_WHAT TO PRODUCE_.
Every line below should be copied exactly; drop the pictures.

#### MATERIAL FOR THE TASK

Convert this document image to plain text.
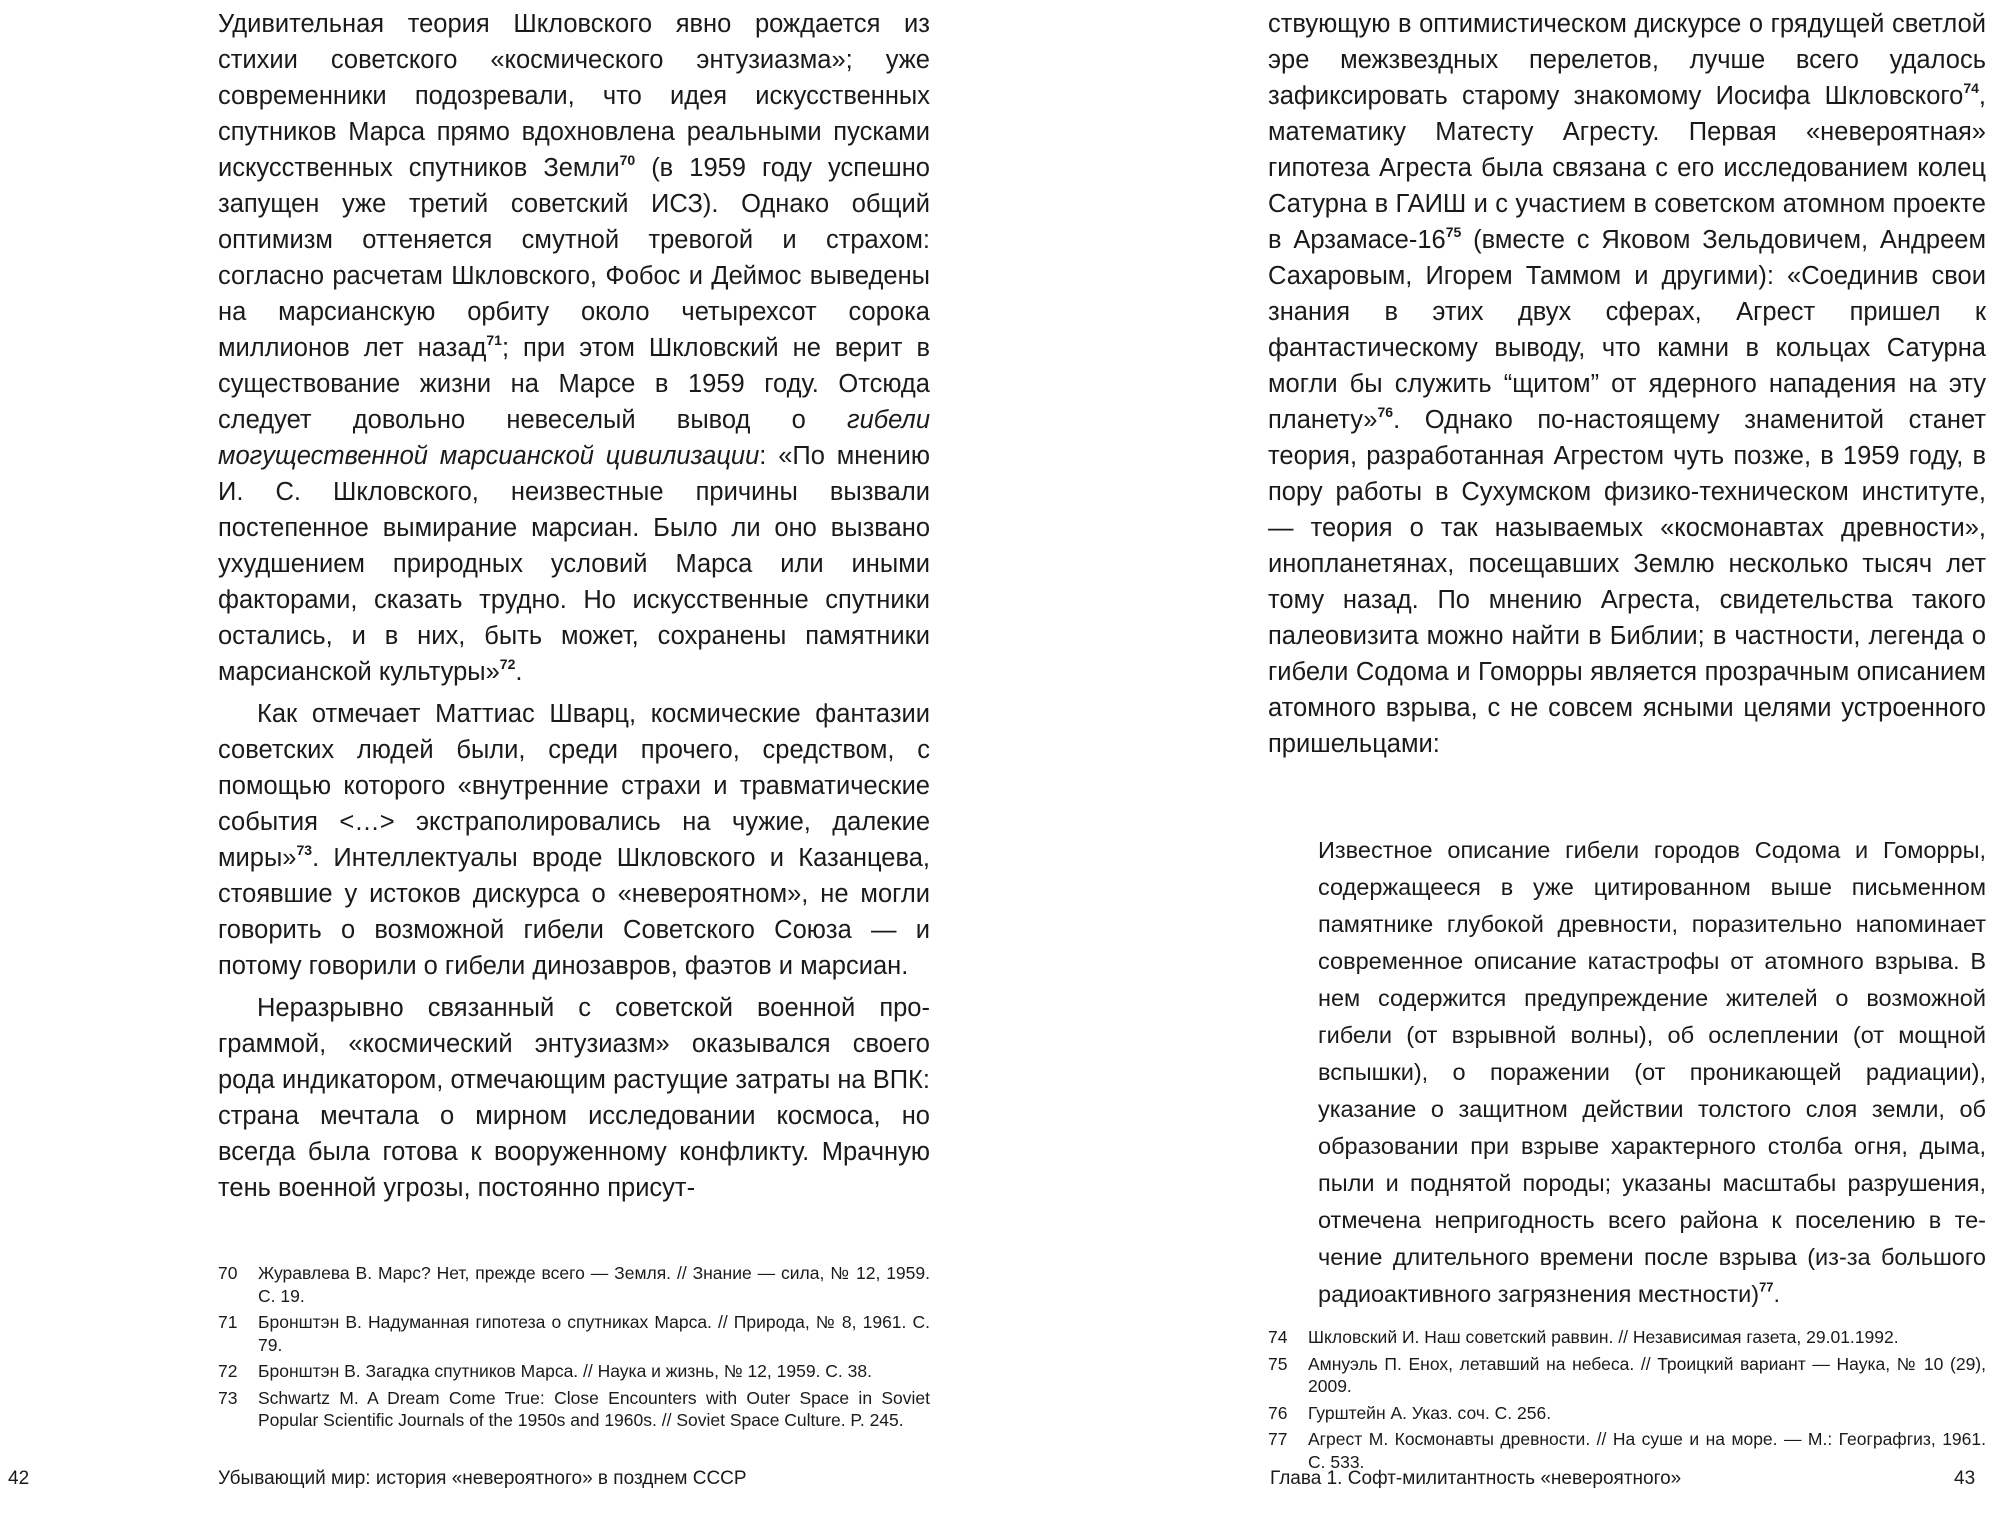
Удивительная теория Шкловского явно рождается из стихии советского «космического энтузиазма»; уже современники подозревали, что идея искусственных спутников Марса прямо вдохновлена реальными пусками искусственных спутников Земли$^{70}$ (в 1959 году успешно запущен уже третий советский ИСЗ). Однако общий оптимизм оттеняется смутной тревогой и страхом: согласно расчетам Шкловского, Фобос и Деймос выведены на марсианскую орбиту около четырехсот сорока миллионов лет назад$^{71}$; при этом Шкловский не верит в существование жизни на Марсе в 1959 году. Отсюда следует довольно невеселый вывод о гибели могущественной марсианской цивилизации: «По мнению И. С. Шкловского, неизвестные причины вызвали постепенное вымирание марсиан. Было ли оно вызвано ухудшением природных условий Марса или иными факторами, сказать трудно. Но искусственные спутники остались, и в них, быть может, сохранены памятники марсианской культуры»$^{72}$.

Как отмечает Маттиас Шварц, космические фантазии советских людей были, среди прочего, средством, с помощью которого «внутренние страхи и травматические события <…> экстраполировались на чужие, далекие миры»$^{73}$. Интеллектуалы вроде Шкловского и Казанцева, стоявшие у истоков дискурса о «невероятном», не могли говорить о возможной гибели Советского Союза — и потому говорили о гибели динозавров, фаэтов и марсиан.

Неразрывно связанный с советской военной программой, «космический энтузиазм» оказывался своего рода индикатором, отмечающим растущие затраты на ВПК: страна мечтала о мирном исследовании космоса, но всегда была готова к вооруженному конфликту. Мрачную тень военной угрозы, постоянно присут-

70	Журавлева В. Марс? Нет, прежде всего — Земля. // Знание — сила, № 12, 1959. С. 19.
71	Бронштэн В. Надуманная гипотеза о спутниках Марса. // Природа, № 8, 1961. С. 79.
72	Бронштэн В. Загадка спутников Марса. // Наука и жизнь, № 12, 1959. С. 38.
73	Schwartz M. A Dream Come True: Close Encounters with Outer Space in Soviet Popular Scientific Journals of the 1950s and 1960s. // Soviet Space Culture. P. 245.
42	Убывающий мир: история «невероятного» в позднем СССР

ствующую в оптимистическом дискурсе о грядущей светлой эре межзвездных перелетов, лучше всего удалось зафиксировать старому знакомому Иосифа Шкловского$^{74}$, математику Матесту Агресту. Первая «невероятная» гипотеза Агреста была связана с его исследованием колец Сатурна в ГАИШ и с участием в советском атомном проекте в Арзамасе-$16^{75}$ (вместе с Яковом Зельдовичем, Андреем Сахаровым, Игорем Таммом и другими): «Соединив свои знания в этих двух сферах, Агрест пришел к фантастическому выводу, что камни в кольцах Сатурна могли бы служить “щитом” от ядерного нападения на эту планету»$^{76}$. Однако по-настоящему знаменитой станет теория, разработанная Агрестом чуть позже, в 1959 году, в пору работы в Сухумском физико-техническом институте, — теория о так называемых «космонавтах древности», инопланетянах, посещавших Землю несколько тысяч лет тому назад. По мнению Агреста, свидетельства такого палеовизита можно найти в Библии; в частности, легенда о гибели Содома и Гоморры является прозрачным описанием атомного взрыва, с не совсем ясными целями устроенного пришельцами:

Известное описание гибели городов Содома и Гоморры, содержащееся в уже цитированном выше письменном памятнике глубокой древности, поразительно напоминает современное описание катастрофы от атомного взрыва. В нем содержится предупреждение жителей о возможной гибели (от взрывной волны), об ослеплении (от мощной вспышки), о поражении (от проникающей радиации), указание о защитном действии толстого слоя земли, об образовании при взрыве характерного столба огня, дыма, пыли и поднятой породы; указаны масштабы разрушения, отмечена непригодность всего района к поселению в течение длительного времени после взрыва (из-за большого радиоактивного загрязнения местности)$^{77}$.

74	Шкловский И. Наш советский раввин. // Независимая газета, 29.01.1992.
75	Амнуэль П. Енох, летавший на небеса. // Троицкий вариант — Наука, № 10 (29), 2009.
76	Гурштейн А. Указ. соч. С. 256.
77	Агрест М. Космонавты древности. // На суше и на море. — М.: Географгиз, 1961. С. 533.
Глава 1. Софт-милитантность «невероятного»	43
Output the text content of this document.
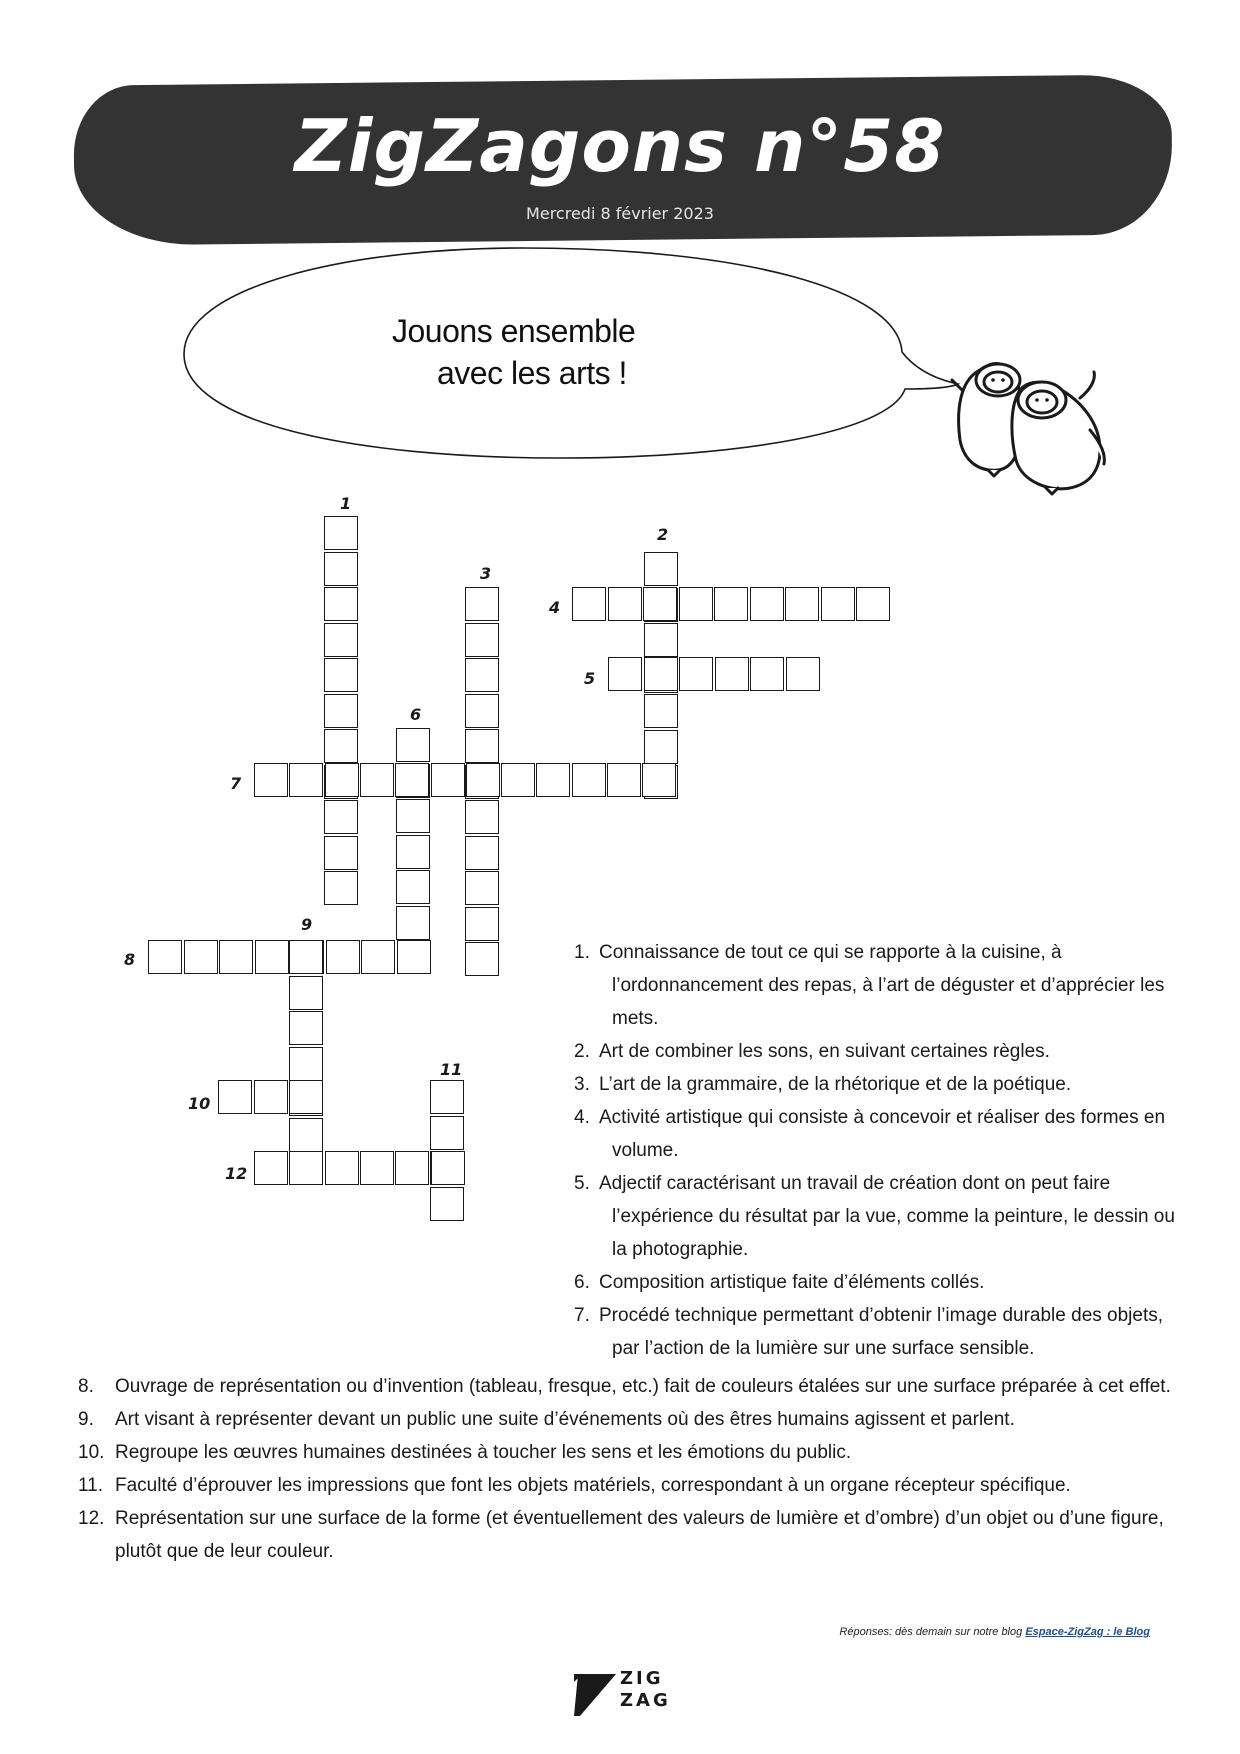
ZigZagons n°58
Mercredi 8 février 2023
Jouons ensemble
avec les arts !
1
2
3
4
5
6
7
8
9
10
11
12
1. Connaissance de tout ce qui se rapporte à la cuisine, à l’ordonnancement des repas, à l’art de déguster et d’apprécier les mets.
2. Art de combiner les sons, en suivant certaines règles.
3. L’art de la grammaire, de la rhétorique et de la poétique.
4. Activité artistique qui consiste à concevoir et réaliser des formes en volume.
5. Adjectif caractérisant un travail de création dont on peut faire l’expérience du résultat par la vue, comme la peinture, le dessin ou la photographie.
6. Composition artistique faite d’éléments collés.
7. Procédé technique permettant d’obtenir l’image durable des objets, par l’action de la lumière sur une surface sensible.
8. Ouvrage de représentation ou d’invention (tableau, fresque, etc.) fait de couleurs étalées sur une surface préparée à cet effet.
9. Art visant à représenter devant un public une suite d’événements où des êtres humains agissent et parlent.
10. Regroupe les œuvres humaines destinées à toucher les sens et les émotions du public.
11. Faculté d’éprouver les impressions que font les objets matériels, correspondant à un organe récepteur spécifique.
12. Représentation sur une surface de la forme (et éventuellement des valeurs de lumière et d’ombre) d’un objet ou d’une figure, plutôt que de leur couleur.
Réponses: dès demain sur notre blog Espace-ZigZag : le Blog
ZIG
ZAG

########

_WRITTEN SOLUTION_.
Convert this document image to plain text.
Удивительная теория Шкловского явно рождается из стихии советского «космического энтузиазма»; уже современники подозревали, что идея искусственных спутников Марса прямо вдохновлена реальными пусками искусственных спутников Земли$^{70}$ (в 1959 году успешно запущен уже третий советский ИСЗ). Однако общий оптимизм оттеняется смутной тревогой и страхом: согласно расчетам Шкловского, Фобос и Деймос выведены на марсианскую орбиту около четырехсот сорока миллионов лет назад$^{71}$; при этом Шкловский не верит в существование жизни на Марсе в 1959 году. Отсюда следует довольно невеселый вывод о гибели могущественной марсианской цивилизации: «По мнению И. С. Шкловского, неизвестные причины вызвали постепенное вымирание марсиан. Было ли оно вызвано ухудшением природных условий Марса или иными факторами, сказать трудно. Но искусственные спутники остались, и в них, быть может, сохранены памятники марсианской культуры»$^{72}$.

Как отмечает Маттиас Шварц, космические фантазии советских людей были, среди прочего, средством, с помощью которого «внутренние страхи и травматические события <…> экстраполировались на чужие, далекие миры»$^{73}$. Интеллектуалы вроде Шкловского и Казанцева, стоявшие у истоков дискурса о «невероятном», не могли говорить о возможной гибели Советского Союза — и потому говорили о гибели динозавров, фаэтов и марсиан.

Неразрывно связанный с советской военной программой, «космический энтузиазм» оказывался своего рода индикатором, отмечающим растущие затраты на ВПК: страна мечтала о мирном исследовании космоса, но всегда была готова к вооруженному конфликту. Мрачную тень военной угрозы, постоянно присут-

70	Журавлева В. Марс? Нет, прежде всего — Земля. // Знание — сила, № 12, 1959. С. 19.
71	Бронштэн В. Надуманная гипотеза о спутниках Марса. // Природа, № 8, 1961. С. 79.
72	Бронштэн В. Загадка спутников Марса. // Наука и жизнь, № 12, 1959. С. 38.
73	Schwartz M. A Dream Come True: Close Encounters with Outer Space in Soviet Popular Scientific Journals of the 1950s and 1960s. // Soviet Space Culture. P. 245.
42	Убывающий мир: история «невероятного» в позднем СССР

ствующую в оптимистическом дискурсе о грядущей светлой эре межзвездных перелетов, лучше всего удалось зафиксировать старому знакомому Иосифа Шкловского$^{74}$, математику Матесту Агресту. Первая «невероятная» гипотеза Агреста была связана с его исследованием колец Сатурна в ГАИШ и с участием в советском атомном проекте в Арзамасе-$16^{75}$ (вместе с Яковом Зельдовичем, Андреем Сахаровым, Игорем Таммом и другими): «Соединив свои знания в этих двух сферах, Агрест пришел к фантастическому выводу, что камни в кольцах Сатурна могли бы служить “щитом” от ядерного нападения на эту планету»$^{76}$. Однако по-настоящему знаменитой станет теория, разработанная Агрестом чуть позже, в 1959 году, в пору работы в Сухумском физико-техническом институте, — теория о так называемых «космонавтах древности», инопланетянах, посещавших Землю несколько тысяч лет тому назад. По мнению Агреста, свидетельства такого палеовизита можно найти в Библии; в частности, легенда о гибели Содома и Гоморры является прозрачным описанием атомного взрыва, с не совсем ясными целями устроенного пришельцами:

Известное описание гибели городов Содома и Гоморры, содержащееся в уже цитированном выше письменном памятнике глубокой древности, поразительно напоминает современное описание катастрофы от атомного взрыва. В нем содержится предупреждение жителей о возможной гибели (от взрывной волны), об ослеплении (от мощной вспышки), о поражении (от проникающей радиации), указание о защитном действии толстого слоя земли, об образовании при взрыве характерного столба огня, дыма, пыли и поднятой породы; указаны масштабы разрушения, отмечена непригодность всего района к поселению в течение длительного времени после взрыва (из-за большого радиоактивного загрязнения местности)$^{77}$.

74	Шкловский И. Наш советский раввин. // Независимая газета, 29.01.1992.
75	Амнуэль П. Енох, летавший на небеса. // Троицкий вариант — Наука, № 10 (29), 2009.
76	Гурштейн А. Указ. соч. С. 256.
77	Агрест М. Космонавты древности. // На суше и на море. — М.: Географгиз, 1961. С. 533.
Глава 1. Софт-милитантность «невероятного»	43
Output the text content of this document.
ZigZagons n°58
Mercredi 8 février 2023
Jouons ensemble
avec les arts !
1
2
3
4
5
6
7
8
9
10
11
12
1. Connaissance de tout ce qui se rapporte à la cuisine, à l’ordonnancement des repas, à l’art de déguster et d’apprécier les mets.
2. Art de combiner les sons, en suivant certaines règles.
3. L’art de la grammaire, de la rhétorique et de la poétique.
4. Activité artistique qui consiste à concevoir et réaliser des formes en volume.
5. Adjectif caractérisant un travail de création dont on peut faire l’expérience du résultat par la vue, comme la peinture, le dessin ou la photographie.
6. Composition artistique faite d’éléments collés.
7. Procédé technique permettant d’obtenir l’image durable des objets, par l’action de la lumière sur une surface sensible.
8. Ouvrage de représentation ou d’invention (tableau, fresque, etc.) fait de couleurs étalées sur une surface préparée à cet effet.
9. Art visant à représenter devant un public une suite d’événements où des êtres humains agissent et parlent.
10. Regroupe les œuvres humaines destinées à toucher les sens et les émotions du public.
11. Faculté d’éprouver les impressions que font les objets matériels, correspondant à un organe récepteur spécifique.
12. Représentation sur une surface de la forme (et éventuellement des valeurs de lumière et d’ombre) d’un objet ou d’une figure, plutôt que de leur couleur.
Réponses: dès demain sur notre blog Espace-ZigZag : le Blog
ZIG
ZAG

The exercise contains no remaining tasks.